# RECORDS SHOWN
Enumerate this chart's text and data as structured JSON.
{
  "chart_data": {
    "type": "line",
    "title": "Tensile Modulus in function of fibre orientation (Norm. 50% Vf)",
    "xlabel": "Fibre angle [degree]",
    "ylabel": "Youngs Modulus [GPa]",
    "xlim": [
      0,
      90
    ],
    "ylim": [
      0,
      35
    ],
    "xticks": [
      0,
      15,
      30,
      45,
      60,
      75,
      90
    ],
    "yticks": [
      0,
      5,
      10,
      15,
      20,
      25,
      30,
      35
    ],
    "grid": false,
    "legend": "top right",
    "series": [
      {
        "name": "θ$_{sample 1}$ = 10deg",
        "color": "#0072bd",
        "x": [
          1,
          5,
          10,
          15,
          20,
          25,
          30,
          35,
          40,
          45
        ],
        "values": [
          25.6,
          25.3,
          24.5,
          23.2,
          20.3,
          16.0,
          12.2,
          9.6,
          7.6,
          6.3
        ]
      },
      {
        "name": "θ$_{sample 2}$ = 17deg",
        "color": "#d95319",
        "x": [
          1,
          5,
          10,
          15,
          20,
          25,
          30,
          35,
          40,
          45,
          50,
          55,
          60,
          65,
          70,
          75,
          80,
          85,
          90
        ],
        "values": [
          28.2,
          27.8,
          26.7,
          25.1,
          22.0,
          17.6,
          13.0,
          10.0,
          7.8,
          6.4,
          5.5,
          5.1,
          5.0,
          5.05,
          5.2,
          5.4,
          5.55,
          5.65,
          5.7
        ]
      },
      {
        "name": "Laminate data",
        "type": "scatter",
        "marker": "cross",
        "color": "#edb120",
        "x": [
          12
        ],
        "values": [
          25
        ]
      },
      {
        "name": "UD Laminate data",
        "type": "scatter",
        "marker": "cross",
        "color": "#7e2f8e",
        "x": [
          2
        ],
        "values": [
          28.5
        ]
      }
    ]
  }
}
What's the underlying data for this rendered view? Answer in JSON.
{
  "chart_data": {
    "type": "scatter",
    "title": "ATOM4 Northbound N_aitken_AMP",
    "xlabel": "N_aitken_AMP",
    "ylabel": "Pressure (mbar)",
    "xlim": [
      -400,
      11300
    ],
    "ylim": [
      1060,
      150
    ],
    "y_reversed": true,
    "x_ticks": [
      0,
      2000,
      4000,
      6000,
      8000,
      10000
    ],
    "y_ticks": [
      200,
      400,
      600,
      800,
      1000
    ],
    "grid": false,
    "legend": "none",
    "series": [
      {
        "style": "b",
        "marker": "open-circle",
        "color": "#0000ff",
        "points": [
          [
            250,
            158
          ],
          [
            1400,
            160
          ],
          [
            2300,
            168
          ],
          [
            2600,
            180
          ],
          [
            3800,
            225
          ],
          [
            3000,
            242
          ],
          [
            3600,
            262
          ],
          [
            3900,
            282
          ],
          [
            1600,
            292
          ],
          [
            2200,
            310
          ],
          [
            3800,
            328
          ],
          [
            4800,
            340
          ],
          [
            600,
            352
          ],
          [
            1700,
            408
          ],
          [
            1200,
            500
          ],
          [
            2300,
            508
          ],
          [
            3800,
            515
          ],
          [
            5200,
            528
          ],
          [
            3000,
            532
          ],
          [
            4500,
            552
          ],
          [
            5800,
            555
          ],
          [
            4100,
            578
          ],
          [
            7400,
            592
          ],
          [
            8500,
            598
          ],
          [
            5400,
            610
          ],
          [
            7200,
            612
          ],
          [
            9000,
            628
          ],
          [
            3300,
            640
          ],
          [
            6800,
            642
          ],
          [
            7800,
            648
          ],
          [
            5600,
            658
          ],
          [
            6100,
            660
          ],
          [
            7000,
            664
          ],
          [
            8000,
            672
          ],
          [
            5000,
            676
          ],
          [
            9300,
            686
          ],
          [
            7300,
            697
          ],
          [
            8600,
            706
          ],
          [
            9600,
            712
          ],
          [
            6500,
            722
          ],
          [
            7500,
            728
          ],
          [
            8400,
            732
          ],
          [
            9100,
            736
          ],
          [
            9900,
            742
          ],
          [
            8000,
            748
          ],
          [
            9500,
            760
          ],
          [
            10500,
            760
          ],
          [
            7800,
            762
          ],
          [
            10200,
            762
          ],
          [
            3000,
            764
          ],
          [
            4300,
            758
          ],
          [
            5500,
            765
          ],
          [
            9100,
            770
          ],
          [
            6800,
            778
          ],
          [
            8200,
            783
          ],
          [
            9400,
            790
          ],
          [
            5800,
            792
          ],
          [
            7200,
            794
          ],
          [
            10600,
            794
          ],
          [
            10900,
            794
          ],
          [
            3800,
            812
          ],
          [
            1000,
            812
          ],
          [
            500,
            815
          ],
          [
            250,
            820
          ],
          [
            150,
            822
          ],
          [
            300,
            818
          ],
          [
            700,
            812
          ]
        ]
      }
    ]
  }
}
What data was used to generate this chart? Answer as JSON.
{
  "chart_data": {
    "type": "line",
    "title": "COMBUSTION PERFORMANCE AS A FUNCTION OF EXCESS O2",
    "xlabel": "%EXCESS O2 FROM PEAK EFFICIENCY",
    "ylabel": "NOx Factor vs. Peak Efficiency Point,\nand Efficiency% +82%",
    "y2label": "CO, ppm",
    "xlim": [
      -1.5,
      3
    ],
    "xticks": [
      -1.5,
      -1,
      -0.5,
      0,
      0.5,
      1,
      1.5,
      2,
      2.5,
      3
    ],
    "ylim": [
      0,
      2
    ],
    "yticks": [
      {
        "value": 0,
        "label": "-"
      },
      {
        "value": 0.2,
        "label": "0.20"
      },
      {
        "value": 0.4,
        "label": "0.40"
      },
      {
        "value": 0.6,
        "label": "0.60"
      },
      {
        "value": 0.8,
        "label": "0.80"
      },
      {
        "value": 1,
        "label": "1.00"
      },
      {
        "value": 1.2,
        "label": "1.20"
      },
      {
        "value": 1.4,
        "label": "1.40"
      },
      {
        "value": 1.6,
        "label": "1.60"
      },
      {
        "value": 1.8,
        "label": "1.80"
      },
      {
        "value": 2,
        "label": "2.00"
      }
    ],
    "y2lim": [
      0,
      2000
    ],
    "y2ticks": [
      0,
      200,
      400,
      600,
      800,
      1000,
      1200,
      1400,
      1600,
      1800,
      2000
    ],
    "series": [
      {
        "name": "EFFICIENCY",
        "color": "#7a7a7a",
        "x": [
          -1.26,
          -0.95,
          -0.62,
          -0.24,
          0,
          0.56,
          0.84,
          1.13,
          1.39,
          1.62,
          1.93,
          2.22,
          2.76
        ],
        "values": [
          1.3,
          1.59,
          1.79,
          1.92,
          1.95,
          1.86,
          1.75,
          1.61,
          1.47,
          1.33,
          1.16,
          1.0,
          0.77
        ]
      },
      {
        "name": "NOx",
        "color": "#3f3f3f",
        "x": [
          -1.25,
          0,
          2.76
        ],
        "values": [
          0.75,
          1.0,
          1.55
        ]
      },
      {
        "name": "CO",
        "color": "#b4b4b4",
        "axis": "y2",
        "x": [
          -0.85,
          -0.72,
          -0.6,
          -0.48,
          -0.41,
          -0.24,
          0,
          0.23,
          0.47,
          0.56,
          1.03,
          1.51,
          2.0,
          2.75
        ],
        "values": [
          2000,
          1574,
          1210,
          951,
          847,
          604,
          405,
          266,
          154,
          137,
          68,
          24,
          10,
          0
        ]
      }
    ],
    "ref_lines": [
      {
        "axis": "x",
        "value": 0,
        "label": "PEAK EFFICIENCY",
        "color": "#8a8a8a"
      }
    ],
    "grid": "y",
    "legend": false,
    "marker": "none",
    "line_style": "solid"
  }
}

# DESCRIPTION OF THE TASK
Retype the records in full. Keep every line identical to the original.

# SOLUTION FOR THIS EXERCISE
Enumerate this chart's text and data as structured JSON.
{
  "chart_data": {
    "type": "line",
    "title": "Tensile Modulus in function of fibre orientation (Norm. 50% Vf)",
    "xlabel": "Fibre angle [degree]",
    "ylabel": "Youngs Modulus [GPa]",
    "xlim": [
      0,
      90
    ],
    "ylim": [
      0,
      35
    ],
    "xticks": [
      0,
      15,
      30,
      45,
      60,
      75,
      90
    ],
    "yticks": [
      0,
      5,
      10,
      15,
      20,
      25,
      30,
      35
    ],
    "grid": false,
    "legend": "top right",
    "series": [
      {
        "name": "θ$_{sample 1}$ = 10deg",
        "color": "#0072bd",
        "x": [
          1,
          5,
          10,
          15,
          20,
          25,
          30,
          35,
          40,
          45
        ],
        "values": [
          25.6,
          25.3,
          24.5,
          23.2,
          20.3,
          16.0,
          12.2,
          9.6,
          7.6,
          6.3
        ]
      },
      {
        "name": "θ$_{sample 2}$ = 17deg",
        "color": "#d95319",
        "x": [
          1,
          5,
          10,
          15,
          20,
          25,
          30,
          35,
          40,
          45,
          50,
          55,
          60,
          65,
          70,
          75,
          80,
          85,
          90
        ],
        "values": [
          28.2,
          27.8,
          26.7,
          25.1,
          22.0,
          17.6,
          13.0,
          10.0,
          7.8,
          6.4,
          5.5,
          5.1,
          5.0,
          5.05,
          5.2,
          5.4,
          5.55,
          5.65,
          5.7
        ]
      },
      {
        "name": "Laminate data",
        "type": "scatter",
        "marker": "cross",
        "color": "#edb120",
        "x": [
          12
        ],
        "values": [
          25
        ]
      },
      {
        "name": "UD Laminate data",
        "type": "scatter",
        "marker": "cross",
        "color": "#7e2f8e",
        "x": [
          2
        ],
        "values": [
          28.5
        ]
      }
    ]
  }
}
What's the underlying data for this rendered view? Answer in JSON.
{
  "chart_data": {
    "type": "scatter",
    "title": "ATOM4 Northbound N_aitken_AMP",
    "xlabel": "N_aitken_AMP",
    "ylabel": "Pressure (mbar)",
    "xlim": [
      -400,
      11300
    ],
    "ylim": [
      1060,
      150
    ],
    "y_reversed": true,
    "x_ticks": [
      0,
      2000,
      4000,
      6000,
      8000,
      10000
    ],
    "y_ticks": [
      200,
      400,
      600,
      800,
      1000
    ],
    "grid": false,
    "legend": "none",
    "series": [
      {
        "style": "b",
        "marker": "open-circle",
        "color": "#0000ff",
        "points": [
          [
            250,
            158
          ],
          [
            1400,
            160
          ],
          [
            2300,
            168
          ],
          [
            2600,
            180
          ],
          [
            3800,
            225
          ],
          [
            3000,
            242
          ],
          [
            3600,
            262
          ],
          [
            3900,
            282
          ],
          [
            1600,
            292
          ],
          [
            2200,
            310
          ],
          [
            3800,
            328
          ],
          [
            4800,
            340
          ],
          [
            600,
            352
          ],
          [
            1700,
            408
          ],
          [
            1200,
            500
          ],
          [
            2300,
            508
          ],
          [
            3800,
            515
          ],
          [
            5200,
            528
          ],
          [
            3000,
            532
          ],
          [
            4500,
            552
          ],
          [
            5800,
            555
          ],
          [
            4100,
            578
          ],
          [
            7400,
            592
          ],
          [
            8500,
            598
          ],
          [
            5400,
            610
          ],
          [
            7200,
            612
          ],
          [
            9000,
            628
          ],
          [
            3300,
            640
          ],
          [
            6800,
            642
          ],
          [
            7800,
            648
          ],
          [
            5600,
            658
          ],
          [
            6100,
            660
          ],
          [
            7000,
            664
          ],
          [
            8000,
            672
          ],
          [
            5000,
            676
          ],
          [
            9300,
            686
          ],
          [
            7300,
            697
          ],
          [
            8600,
            706
          ],
          [
            9600,
            712
          ],
          [
            6500,
            722
          ],
          [
            7500,
            728
          ],
          [
            8400,
            732
          ],
          [
            9100,
            736
          ],
          [
            9900,
            742
          ],
          [
            8000,
            748
          ],
          [
            9500,
            760
          ],
          [
            10500,
            760
          ],
          [
            7800,
            762
          ],
          [
            10200,
            762
          ],
          [
            3000,
            764
          ],
          [
            4300,
            758
          ],
          [
            5500,
            765
          ],
          [
            9100,
            770
          ],
          [
            6800,
            778
          ],
          [
            8200,
            783
          ],
          [
            9400,
            790
          ],
          [
            5800,
            792
          ],
          [
            7200,
            794
          ],
          [
            10600,
            794
          ],
          [
            10900,
            794
          ],
          [
            3800,
            812
          ],
          [
            1000,
            812
          ],
          [
            500,
            815
          ],
          [
            250,
            820
          ],
          [
            150,
            822
          ],
          [
            300,
            818
          ],
          [
            700,
            812
          ]
        ]
      }
    ]
  }
}
What data was used to generate this chart? Answer as JSON.
{
  "chart_data": {
    "type": "line",
    "title": "COMBUSTION PERFORMANCE AS A FUNCTION OF EXCESS O2",
    "xlabel": "%EXCESS O2 FROM PEAK EFFICIENCY",
    "ylabel": "NOx Factor vs. Peak Efficiency Point,\nand Efficiency% +82%",
    "y2label": "CO, ppm",
    "xlim": [
      -1.5,
      3
    ],
    "xticks": [
      -1.5,
      -1,
      -0.5,
      0,
      0.5,
      1,
      1.5,
      2,
      2.5,
      3
    ],
    "ylim": [
      0,
      2
    ],
    "yticks": [
      {
        "value": 0,
        "label": "-"
      },
      {
        "value": 0.2,
        "label": "0.20"
      },
      {
        "value": 0.4,
        "label": "0.40"
      },
      {
        "value": 0.6,
        "label": "0.60"
      },
      {
        "value": 0.8,
        "label": "0.80"
      },
      {
        "value": 1,
        "label": "1.00"
      },
      {
        "value": 1.2,
        "label": "1.20"
      },
      {
        "value": 1.4,
        "label": "1.40"
      },
      {
        "value": 1.6,
        "label": "1.60"
      },
      {
        "value": 1.8,
        "label": "1.80"
      },
      {
        "value": 2,
        "label": "2.00"
      }
    ],
    "y2lim": [
      0,
      2000
    ],
    "y2ticks": [
      0,
      200,
      400,
      600,
      800,
      1000,
      1200,
      1400,
      1600,
      1800,
      2000
    ],
    "series": [
      {
        "name": "EFFICIENCY",
        "color": "#7a7a7a",
        "x": [
          -1.26,
          -0.95,
          -0.62,
          -0.24,
          0,
          0.56,
          0.84,
          1.13,
          1.39,
          1.62,
          1.93,
          2.22,
          2.76
        ],
        "values": [
          1.3,
          1.59,
          1.79,
          1.92,
          1.95,
          1.86,
          1.75,
          1.61,
          1.47,
          1.33,
          1.16,
          1.0,
          0.77
        ]
      },
      {
        "name": "NOx",
        "color": "#3f3f3f",
        "x": [
          -1.25,
          0,
          2.76
        ],
        "values": [
          0.75,
          1.0,
          1.55
        ]
      },
      {
        "name": "CO",
        "color": "#b4b4b4",
        "axis": "y2",
        "x": [
          -0.85,
          -0.72,
          -0.6,
          -0.48,
          -0.41,
          -0.24,
          0,
          0.23,
          0.47,
          0.56,
          1.03,
          1.51,
          2.0,
          2.75
        ],
        "values": [
          2000,
          1574,
          1210,
          951,
          847,
          604,
          405,
          266,
          154,
          137,
          68,
          24,
          10,
          0
        ]
      }
    ],
    "ref_lines": [
      {
        "axis": "x",
        "value": 0,
        "label": "PEAK EFFICIENCY",
        "color": "#8a8a8a"
      }
    ],
    "grid": "y",
    "legend": false,
    "marker": "none",
    "line_style": "solid"
  }
}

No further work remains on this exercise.